Exercise description — Your task is to copy every line of the entries that contains "регулирование".

Supplied records —

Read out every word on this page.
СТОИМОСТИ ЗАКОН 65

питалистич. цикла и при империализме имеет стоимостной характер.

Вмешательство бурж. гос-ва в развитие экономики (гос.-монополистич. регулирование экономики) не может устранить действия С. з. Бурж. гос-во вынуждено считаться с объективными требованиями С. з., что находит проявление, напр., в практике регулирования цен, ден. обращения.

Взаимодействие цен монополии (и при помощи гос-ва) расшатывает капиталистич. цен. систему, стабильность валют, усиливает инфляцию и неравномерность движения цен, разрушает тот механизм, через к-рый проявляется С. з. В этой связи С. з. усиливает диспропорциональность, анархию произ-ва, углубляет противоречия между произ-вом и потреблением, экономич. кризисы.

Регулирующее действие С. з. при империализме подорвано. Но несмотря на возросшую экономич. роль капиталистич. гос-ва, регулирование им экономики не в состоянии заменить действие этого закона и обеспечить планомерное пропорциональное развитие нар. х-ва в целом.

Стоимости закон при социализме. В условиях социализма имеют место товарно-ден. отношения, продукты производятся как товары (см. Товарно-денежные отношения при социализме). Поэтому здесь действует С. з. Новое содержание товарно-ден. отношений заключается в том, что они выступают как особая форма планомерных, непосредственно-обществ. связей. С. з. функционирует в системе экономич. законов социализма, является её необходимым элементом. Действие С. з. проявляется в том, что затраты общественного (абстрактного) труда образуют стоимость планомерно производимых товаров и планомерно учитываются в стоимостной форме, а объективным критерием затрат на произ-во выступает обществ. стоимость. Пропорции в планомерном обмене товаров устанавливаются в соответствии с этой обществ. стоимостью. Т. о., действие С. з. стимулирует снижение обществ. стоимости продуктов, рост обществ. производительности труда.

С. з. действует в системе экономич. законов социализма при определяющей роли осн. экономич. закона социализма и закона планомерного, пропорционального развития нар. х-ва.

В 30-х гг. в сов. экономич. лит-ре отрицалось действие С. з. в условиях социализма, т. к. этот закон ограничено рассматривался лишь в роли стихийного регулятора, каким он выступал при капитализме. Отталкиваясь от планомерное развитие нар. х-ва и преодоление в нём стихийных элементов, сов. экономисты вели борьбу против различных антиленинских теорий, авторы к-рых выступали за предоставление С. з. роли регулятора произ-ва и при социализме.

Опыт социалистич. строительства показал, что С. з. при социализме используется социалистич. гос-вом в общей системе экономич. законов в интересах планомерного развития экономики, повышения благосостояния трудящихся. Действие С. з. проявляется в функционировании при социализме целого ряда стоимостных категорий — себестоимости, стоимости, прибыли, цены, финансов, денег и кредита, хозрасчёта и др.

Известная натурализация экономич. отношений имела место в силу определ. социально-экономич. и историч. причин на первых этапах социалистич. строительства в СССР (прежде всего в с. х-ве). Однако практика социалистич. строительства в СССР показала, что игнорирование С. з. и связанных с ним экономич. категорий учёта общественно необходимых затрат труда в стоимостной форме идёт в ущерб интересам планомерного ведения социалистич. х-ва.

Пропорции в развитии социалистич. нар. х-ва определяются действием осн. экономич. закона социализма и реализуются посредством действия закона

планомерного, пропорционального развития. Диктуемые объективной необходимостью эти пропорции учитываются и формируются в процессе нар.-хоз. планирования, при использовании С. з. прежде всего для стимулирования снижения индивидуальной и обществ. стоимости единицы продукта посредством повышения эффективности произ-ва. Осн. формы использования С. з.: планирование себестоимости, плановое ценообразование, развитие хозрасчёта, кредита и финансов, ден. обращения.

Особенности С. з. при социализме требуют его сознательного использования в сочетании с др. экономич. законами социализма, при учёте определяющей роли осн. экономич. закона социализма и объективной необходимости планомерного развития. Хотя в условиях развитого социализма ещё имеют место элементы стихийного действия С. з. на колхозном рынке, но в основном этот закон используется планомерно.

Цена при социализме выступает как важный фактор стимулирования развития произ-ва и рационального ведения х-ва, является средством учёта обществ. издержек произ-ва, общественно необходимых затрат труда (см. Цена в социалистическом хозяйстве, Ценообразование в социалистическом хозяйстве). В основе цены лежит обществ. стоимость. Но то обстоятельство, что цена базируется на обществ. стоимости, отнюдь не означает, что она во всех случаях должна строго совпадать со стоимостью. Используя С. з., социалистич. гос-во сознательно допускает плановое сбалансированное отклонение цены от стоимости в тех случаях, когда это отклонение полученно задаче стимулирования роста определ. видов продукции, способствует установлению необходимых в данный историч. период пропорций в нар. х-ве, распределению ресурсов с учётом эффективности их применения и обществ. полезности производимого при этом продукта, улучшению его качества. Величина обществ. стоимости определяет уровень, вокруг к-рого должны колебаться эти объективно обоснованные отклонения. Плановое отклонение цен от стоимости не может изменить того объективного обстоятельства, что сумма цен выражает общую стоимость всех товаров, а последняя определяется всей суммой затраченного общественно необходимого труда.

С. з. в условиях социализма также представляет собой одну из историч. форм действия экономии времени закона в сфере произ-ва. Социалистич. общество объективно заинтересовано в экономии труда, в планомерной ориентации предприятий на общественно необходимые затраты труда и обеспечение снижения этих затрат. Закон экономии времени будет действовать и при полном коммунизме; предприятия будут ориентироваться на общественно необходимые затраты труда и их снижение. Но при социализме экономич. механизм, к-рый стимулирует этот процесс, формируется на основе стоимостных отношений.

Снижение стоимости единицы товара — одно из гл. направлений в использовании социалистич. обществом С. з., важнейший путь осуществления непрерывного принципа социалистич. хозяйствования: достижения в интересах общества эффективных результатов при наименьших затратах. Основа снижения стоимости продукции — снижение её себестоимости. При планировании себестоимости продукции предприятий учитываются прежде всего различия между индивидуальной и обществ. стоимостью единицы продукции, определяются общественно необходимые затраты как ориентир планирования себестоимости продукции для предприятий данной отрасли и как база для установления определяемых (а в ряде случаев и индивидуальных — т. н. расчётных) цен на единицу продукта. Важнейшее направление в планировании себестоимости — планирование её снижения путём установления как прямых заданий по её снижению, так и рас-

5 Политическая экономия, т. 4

--

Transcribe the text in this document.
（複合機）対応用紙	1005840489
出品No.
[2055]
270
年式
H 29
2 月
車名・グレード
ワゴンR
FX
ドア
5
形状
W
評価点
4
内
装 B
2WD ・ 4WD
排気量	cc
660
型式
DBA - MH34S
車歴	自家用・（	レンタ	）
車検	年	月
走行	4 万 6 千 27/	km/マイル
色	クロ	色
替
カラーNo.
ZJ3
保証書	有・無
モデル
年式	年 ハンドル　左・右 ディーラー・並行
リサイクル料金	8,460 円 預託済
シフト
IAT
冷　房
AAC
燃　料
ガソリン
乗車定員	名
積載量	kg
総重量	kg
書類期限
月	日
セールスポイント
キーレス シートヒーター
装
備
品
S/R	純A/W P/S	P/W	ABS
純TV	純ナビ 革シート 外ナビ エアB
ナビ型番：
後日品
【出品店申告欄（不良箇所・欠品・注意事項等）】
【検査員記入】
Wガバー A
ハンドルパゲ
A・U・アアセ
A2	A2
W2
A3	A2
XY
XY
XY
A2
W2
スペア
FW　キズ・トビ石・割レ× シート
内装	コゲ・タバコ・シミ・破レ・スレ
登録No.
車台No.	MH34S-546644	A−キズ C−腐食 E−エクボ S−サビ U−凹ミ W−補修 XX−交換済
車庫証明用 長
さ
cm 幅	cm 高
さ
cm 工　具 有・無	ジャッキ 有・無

Correct result —
Вмешательство бурж. гос-ва в развитие экономики (гос.-монополистич. регулирование экономики) не может устранить действия С. з. Бурж. гос-во вынуждено считаться с объективными требованиями С. з., что находит проявление, напр., в практике регулирования цен, ден. обращения.
Регулирующее действие С. з. при империализме подорвано. Но несмотря на возросшую экономич. роль капиталистич. гос-ва, регулирование им экономики не в состоянии заменить действие этого закона и обеспечить планомерное пропорциональное развитие нар. х-ва в целом.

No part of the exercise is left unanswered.